Written exercise:
Each entry here needs to be set down again exactly, please; pictures are left out.

Listed entries:
--------

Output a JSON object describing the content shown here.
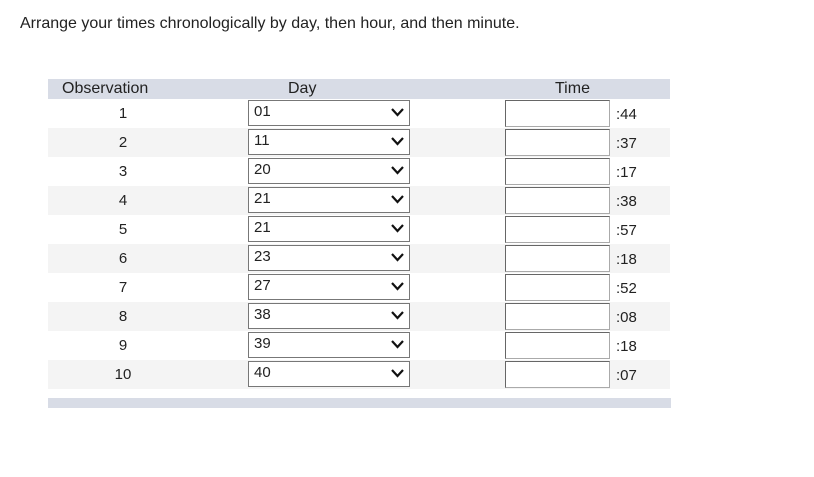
{
  "instruction": "Arrange your times chronologically by day, then hour, and then minute.",
  "headers": {
    "observation": "Observation",
    "day": "Day",
    "time": "Time"
  },
  "rows": [
    {
      "obs": "1",
      "day": "01",
      "hour": "",
      "minute": ":44"
    },
    {
      "obs": "2",
      "day": "11",
      "hour": "",
      "minute": ":37"
    },
    {
      "obs": "3",
      "day": "20",
      "hour": "",
      "minute": ":17"
    },
    {
      "obs": "4",
      "day": "21",
      "hour": "",
      "minute": ":38"
    },
    {
      "obs": "5",
      "day": "21",
      "hour": "",
      "minute": ":57"
    },
    {
      "obs": "6",
      "day": "23",
      "hour": "",
      "minute": ":18"
    },
    {
      "obs": "7",
      "day": "27",
      "hour": "",
      "minute": ":52"
    },
    {
      "obs": "8",
      "day": "38",
      "hour": "",
      "minute": ":08"
    },
    {
      "obs": "9",
      "day": "39",
      "hour": "",
      "minute": ":18"
    },
    {
      "obs": "10",
      "day": "40",
      "hour": "",
      "minute": ":07"
    }
  ]
}
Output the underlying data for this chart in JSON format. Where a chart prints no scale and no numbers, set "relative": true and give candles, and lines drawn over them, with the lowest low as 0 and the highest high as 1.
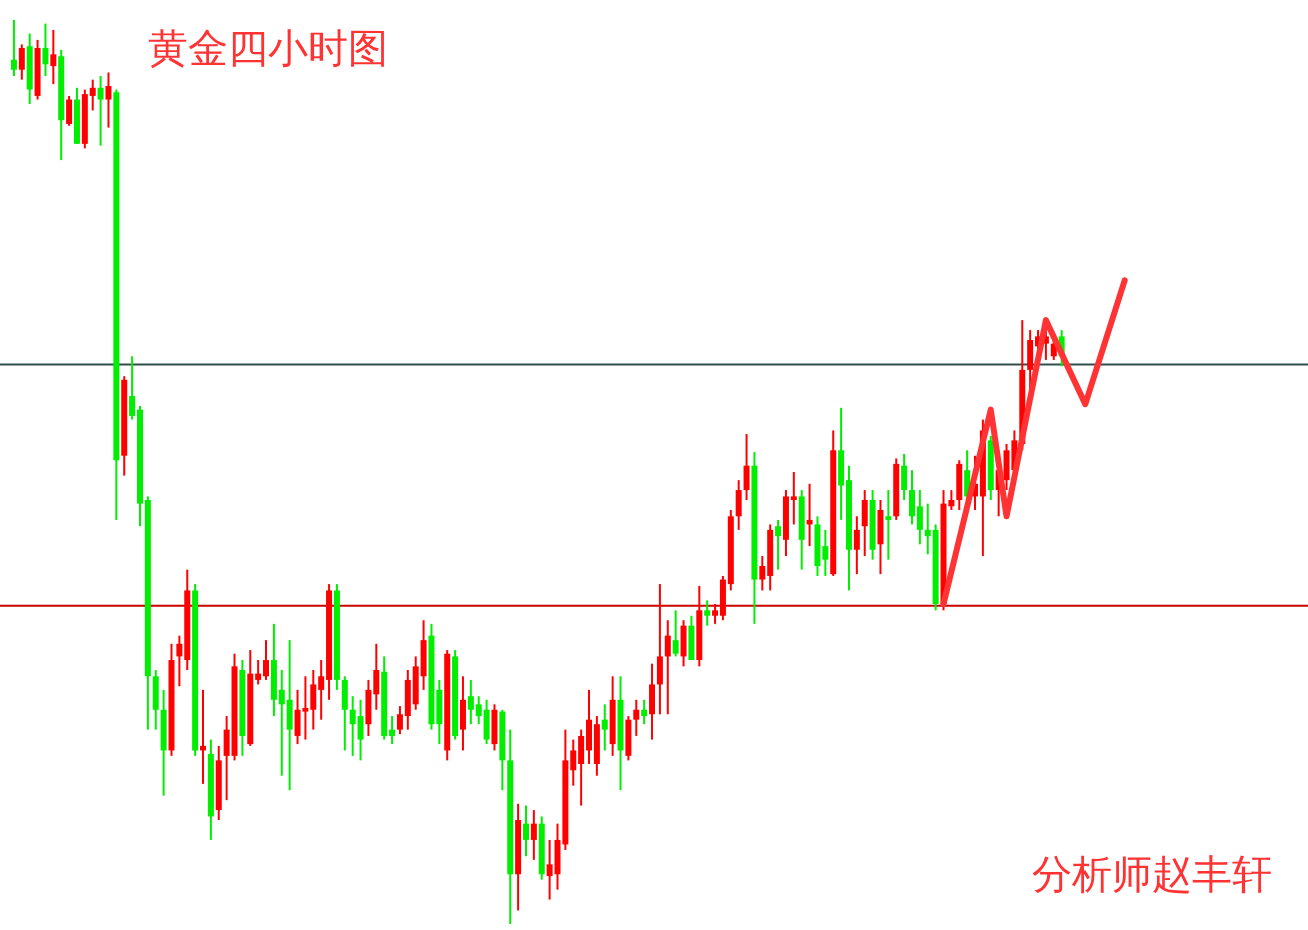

--------

Right answer:
Output a JSON object describing the content shown here.
{
  "instruction": "Arrange your times chronologically by day, then hour, and then minute.",
  "headers": {
    "observation": "Observation",
    "day": "Day",
    "time": "Time"
  },
  "rows": [
    {
      "obs": "1",
      "day": "01",
      "hour": "",
      "minute": ":44"
    },
    {
      "obs": "2",
      "day": "11",
      "hour": "",
      "minute": ":37"
    },
    {
      "obs": "3",
      "day": "20",
      "hour": "",
      "minute": ":17"
    },
    {
      "obs": "4",
      "day": "21",
      "hour": "",
      "minute": ":38"
    },
    {
      "obs": "5",
      "day": "21",
      "hour": "",
      "minute": ":57"
    },
    {
      "obs": "6",
      "day": "23",
      "hour": "",
      "minute": ":18"
    },
    {
      "obs": "7",
      "day": "27",
      "hour": "",
      "minute": ":52"
    },
    {
      "obs": "8",
      "day": "38",
      "hour": "",
      "minute": ":08"
    },
    {
      "obs": "9",
      "day": "39",
      "hour": "",
      "minute": ":18"
    },
    {
      "obs": "10",
      "day": "40",
      "hour": "",
      "minute": ":07"
    }
  ]
}
Output the underlying data for this chart in JSON format. Where a chart prints no scale and no numbers, set "relative": true and give candles, and lines drawn over them, with the lowest low as 0 and the highest high as 1.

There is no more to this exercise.